LISTING:
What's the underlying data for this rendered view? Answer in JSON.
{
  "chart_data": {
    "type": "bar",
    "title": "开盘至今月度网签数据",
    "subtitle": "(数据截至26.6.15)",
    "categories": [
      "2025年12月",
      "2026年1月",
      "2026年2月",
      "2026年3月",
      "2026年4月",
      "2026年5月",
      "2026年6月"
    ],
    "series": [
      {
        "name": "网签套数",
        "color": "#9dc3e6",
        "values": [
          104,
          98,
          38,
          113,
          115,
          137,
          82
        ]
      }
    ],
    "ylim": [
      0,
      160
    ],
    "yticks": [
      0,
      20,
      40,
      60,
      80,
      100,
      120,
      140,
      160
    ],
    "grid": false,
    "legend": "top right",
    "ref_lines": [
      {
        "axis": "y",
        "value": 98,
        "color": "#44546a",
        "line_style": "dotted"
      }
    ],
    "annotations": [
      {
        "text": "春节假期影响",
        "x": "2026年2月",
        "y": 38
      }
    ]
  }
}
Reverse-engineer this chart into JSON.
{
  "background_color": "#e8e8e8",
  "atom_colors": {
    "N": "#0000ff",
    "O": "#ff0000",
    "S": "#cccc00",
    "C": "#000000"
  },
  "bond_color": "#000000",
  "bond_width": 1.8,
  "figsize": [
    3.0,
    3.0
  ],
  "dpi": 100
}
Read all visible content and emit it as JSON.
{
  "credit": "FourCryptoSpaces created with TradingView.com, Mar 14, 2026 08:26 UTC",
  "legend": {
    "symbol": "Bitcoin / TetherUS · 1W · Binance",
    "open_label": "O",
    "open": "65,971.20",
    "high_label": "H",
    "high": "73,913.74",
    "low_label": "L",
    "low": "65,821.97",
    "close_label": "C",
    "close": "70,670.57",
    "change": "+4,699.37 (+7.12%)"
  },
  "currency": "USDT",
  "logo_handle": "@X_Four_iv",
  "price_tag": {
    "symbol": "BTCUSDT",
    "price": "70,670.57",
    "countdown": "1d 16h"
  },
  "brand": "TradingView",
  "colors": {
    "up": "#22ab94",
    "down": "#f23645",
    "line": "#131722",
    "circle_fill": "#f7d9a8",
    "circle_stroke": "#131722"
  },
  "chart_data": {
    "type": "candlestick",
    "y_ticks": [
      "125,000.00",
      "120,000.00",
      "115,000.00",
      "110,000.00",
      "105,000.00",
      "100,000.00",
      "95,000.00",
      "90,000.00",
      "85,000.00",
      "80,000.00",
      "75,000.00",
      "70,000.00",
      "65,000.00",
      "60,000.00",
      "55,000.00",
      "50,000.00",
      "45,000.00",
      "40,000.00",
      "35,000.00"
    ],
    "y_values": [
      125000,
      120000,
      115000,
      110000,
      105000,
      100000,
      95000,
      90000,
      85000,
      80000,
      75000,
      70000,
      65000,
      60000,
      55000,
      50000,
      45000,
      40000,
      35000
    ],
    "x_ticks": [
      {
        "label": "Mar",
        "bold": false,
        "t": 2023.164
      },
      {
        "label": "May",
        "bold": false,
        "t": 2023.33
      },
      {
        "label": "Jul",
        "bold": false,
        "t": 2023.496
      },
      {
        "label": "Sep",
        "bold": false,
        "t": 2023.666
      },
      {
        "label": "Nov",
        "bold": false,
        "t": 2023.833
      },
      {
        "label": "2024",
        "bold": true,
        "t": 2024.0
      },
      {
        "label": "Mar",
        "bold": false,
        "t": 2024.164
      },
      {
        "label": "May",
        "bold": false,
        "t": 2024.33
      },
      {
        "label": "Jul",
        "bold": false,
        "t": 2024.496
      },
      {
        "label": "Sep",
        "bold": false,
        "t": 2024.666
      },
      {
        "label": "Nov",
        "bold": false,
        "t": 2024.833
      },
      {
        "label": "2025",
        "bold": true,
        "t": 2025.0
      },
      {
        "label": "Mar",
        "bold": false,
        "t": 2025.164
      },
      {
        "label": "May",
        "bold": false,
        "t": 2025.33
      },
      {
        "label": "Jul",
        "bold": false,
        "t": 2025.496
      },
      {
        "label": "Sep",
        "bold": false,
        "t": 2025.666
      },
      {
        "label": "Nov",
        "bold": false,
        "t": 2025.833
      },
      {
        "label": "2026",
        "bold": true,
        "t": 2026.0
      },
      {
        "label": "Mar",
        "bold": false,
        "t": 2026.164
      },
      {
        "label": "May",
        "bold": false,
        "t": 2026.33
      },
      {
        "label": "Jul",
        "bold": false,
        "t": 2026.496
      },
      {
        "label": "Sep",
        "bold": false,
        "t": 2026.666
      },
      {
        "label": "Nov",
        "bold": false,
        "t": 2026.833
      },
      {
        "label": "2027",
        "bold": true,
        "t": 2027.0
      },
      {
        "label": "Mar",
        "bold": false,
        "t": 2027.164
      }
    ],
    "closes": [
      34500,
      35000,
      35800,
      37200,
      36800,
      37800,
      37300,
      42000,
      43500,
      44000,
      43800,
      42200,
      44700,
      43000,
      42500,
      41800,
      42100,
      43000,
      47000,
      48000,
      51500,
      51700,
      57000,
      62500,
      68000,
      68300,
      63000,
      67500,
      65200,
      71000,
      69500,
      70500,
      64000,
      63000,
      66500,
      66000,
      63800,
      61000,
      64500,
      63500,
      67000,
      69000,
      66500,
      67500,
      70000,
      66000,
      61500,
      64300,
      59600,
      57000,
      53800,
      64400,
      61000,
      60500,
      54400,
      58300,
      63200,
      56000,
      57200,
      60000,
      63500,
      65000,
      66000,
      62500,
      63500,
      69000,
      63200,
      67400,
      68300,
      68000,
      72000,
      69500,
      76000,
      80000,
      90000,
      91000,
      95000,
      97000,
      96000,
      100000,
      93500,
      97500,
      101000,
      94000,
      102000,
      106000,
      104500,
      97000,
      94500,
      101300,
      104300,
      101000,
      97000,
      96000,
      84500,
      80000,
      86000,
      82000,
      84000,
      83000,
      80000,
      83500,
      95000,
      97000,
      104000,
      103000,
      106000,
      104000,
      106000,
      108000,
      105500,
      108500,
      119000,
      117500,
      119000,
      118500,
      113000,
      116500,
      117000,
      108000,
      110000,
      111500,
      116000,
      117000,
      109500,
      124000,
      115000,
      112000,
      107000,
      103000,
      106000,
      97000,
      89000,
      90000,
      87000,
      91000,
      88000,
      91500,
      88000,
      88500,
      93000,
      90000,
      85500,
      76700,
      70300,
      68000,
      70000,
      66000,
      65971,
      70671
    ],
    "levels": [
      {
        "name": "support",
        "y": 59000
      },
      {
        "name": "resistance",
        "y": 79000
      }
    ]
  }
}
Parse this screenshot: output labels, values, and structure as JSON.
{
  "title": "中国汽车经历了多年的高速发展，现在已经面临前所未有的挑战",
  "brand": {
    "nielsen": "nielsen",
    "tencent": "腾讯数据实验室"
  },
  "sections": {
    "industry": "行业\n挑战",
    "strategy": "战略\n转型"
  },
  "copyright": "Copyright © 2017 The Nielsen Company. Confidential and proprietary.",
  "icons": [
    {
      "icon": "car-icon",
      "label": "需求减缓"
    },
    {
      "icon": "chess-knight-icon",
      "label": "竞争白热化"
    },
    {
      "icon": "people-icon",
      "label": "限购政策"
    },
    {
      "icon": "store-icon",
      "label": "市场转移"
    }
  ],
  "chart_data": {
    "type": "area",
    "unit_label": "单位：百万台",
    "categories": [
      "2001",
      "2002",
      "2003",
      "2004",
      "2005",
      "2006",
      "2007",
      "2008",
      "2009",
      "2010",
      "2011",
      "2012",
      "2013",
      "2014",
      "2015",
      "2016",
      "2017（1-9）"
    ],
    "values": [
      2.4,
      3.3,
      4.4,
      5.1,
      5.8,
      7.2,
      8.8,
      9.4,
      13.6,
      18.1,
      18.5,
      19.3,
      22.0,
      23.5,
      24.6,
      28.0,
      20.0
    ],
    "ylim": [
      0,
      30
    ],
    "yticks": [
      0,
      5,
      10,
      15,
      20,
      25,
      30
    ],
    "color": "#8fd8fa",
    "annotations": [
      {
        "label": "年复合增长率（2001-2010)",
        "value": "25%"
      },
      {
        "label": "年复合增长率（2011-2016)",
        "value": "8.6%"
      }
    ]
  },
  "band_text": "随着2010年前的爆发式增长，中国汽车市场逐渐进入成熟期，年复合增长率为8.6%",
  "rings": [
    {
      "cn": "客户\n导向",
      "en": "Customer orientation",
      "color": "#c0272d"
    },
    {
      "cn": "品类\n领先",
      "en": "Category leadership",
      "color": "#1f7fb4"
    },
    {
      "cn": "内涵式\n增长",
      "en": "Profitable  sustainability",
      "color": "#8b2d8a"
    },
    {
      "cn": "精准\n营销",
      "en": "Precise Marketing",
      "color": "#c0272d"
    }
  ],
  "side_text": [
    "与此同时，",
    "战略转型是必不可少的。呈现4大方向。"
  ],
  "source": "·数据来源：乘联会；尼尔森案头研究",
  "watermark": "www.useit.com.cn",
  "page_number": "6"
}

WRITTEN REQUEST: Pick each line holding the word "symbol" out of the listing.

RESPONSE TO THE EXERCISE:
    "symbol": "Bitcoin / TetherUS · 1W · Binance",
    "symbol": "BTCUSDT",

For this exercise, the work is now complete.